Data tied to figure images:
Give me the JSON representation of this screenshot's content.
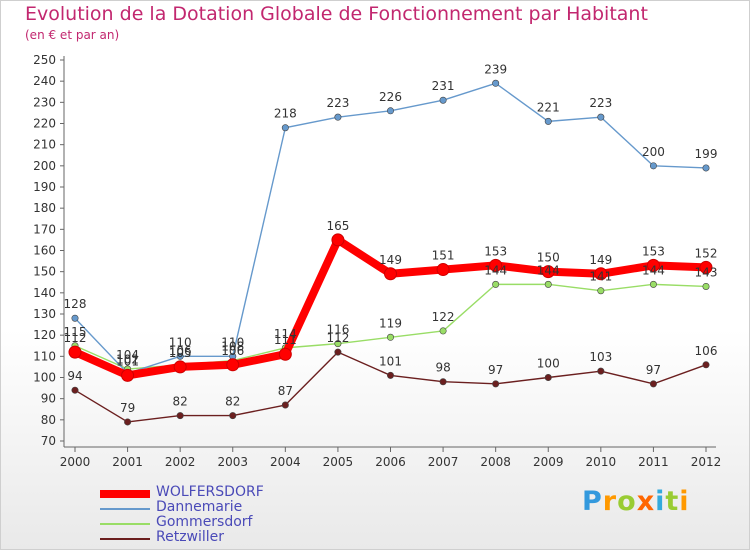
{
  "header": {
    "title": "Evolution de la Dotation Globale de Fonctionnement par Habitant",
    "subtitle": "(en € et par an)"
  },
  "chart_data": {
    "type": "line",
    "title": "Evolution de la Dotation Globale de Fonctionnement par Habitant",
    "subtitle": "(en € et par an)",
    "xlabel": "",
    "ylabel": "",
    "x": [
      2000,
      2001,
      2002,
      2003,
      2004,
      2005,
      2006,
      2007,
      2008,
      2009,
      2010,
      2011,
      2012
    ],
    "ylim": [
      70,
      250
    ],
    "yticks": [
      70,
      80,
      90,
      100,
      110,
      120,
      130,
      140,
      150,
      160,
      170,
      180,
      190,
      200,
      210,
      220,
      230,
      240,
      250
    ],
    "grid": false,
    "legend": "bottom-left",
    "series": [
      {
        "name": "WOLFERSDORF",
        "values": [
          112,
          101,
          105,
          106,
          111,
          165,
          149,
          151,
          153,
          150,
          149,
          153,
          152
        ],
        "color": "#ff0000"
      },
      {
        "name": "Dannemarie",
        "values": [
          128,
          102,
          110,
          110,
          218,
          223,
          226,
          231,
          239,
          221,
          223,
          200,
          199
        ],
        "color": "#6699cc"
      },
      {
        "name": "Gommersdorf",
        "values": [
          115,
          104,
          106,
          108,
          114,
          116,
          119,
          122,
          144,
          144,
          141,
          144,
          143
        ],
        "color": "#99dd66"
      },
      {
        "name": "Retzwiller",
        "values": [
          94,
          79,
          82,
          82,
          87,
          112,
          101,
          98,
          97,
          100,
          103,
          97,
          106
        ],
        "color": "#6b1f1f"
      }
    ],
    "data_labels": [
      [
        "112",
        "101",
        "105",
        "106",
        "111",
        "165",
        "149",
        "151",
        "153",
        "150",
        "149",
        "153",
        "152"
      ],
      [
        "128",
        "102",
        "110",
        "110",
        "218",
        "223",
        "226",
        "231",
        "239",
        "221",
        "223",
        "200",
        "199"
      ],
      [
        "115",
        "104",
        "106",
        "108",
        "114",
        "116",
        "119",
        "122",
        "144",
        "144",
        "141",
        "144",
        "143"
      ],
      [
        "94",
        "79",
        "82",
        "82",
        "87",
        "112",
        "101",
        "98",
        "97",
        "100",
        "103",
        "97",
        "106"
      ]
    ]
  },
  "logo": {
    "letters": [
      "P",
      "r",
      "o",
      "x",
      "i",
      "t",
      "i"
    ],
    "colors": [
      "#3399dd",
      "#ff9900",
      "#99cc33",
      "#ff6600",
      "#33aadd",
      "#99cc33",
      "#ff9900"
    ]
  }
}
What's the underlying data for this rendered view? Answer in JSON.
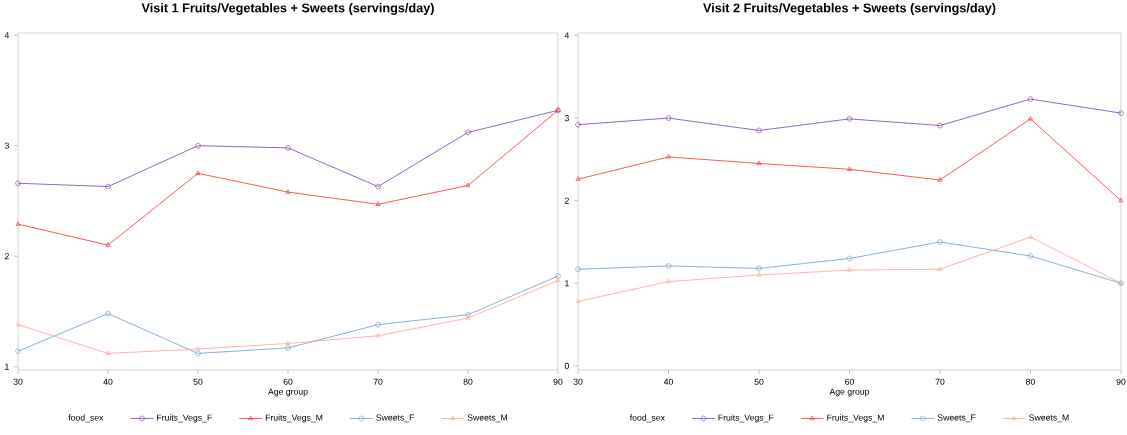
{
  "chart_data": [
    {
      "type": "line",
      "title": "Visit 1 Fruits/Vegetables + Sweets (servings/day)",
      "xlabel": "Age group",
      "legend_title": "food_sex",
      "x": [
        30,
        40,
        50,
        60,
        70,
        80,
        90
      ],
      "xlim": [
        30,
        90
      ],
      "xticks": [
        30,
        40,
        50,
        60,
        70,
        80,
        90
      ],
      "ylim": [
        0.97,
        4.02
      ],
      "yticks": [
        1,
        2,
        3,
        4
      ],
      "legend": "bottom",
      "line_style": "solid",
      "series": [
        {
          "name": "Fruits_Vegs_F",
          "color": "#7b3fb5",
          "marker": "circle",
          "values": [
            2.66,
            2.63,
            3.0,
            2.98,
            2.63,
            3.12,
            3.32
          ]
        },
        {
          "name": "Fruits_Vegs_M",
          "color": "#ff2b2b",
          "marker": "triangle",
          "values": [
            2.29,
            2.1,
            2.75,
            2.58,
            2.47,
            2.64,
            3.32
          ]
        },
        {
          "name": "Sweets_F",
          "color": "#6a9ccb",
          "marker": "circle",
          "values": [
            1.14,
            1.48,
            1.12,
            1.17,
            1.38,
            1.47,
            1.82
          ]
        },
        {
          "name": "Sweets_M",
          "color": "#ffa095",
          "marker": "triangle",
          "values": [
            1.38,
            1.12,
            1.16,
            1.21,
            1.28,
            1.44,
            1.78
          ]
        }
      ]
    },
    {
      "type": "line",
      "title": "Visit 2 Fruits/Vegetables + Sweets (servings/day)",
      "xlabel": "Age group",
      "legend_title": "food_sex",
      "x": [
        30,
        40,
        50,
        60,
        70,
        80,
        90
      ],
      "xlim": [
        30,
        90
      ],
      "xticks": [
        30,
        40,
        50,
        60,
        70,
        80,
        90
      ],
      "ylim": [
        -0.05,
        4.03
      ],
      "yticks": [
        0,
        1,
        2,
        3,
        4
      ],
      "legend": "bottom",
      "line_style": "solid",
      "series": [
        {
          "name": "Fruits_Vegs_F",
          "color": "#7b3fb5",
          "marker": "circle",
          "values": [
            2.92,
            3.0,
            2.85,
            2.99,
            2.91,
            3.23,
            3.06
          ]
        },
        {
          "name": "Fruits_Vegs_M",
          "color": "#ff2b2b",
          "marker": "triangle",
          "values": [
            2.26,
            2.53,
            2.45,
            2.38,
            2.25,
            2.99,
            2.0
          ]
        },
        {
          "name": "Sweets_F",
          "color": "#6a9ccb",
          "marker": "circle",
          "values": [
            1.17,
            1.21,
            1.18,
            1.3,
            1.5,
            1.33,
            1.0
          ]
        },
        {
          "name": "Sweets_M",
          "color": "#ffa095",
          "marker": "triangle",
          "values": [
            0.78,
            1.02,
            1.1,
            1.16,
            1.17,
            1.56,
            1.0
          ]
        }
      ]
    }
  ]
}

§ Job:
Every line of the records that includes the word "subtitle" should be gathered.

§ Complete answer:
    "subtitle": "(en € et par an)"
    "subtitle": "(en € et par an)",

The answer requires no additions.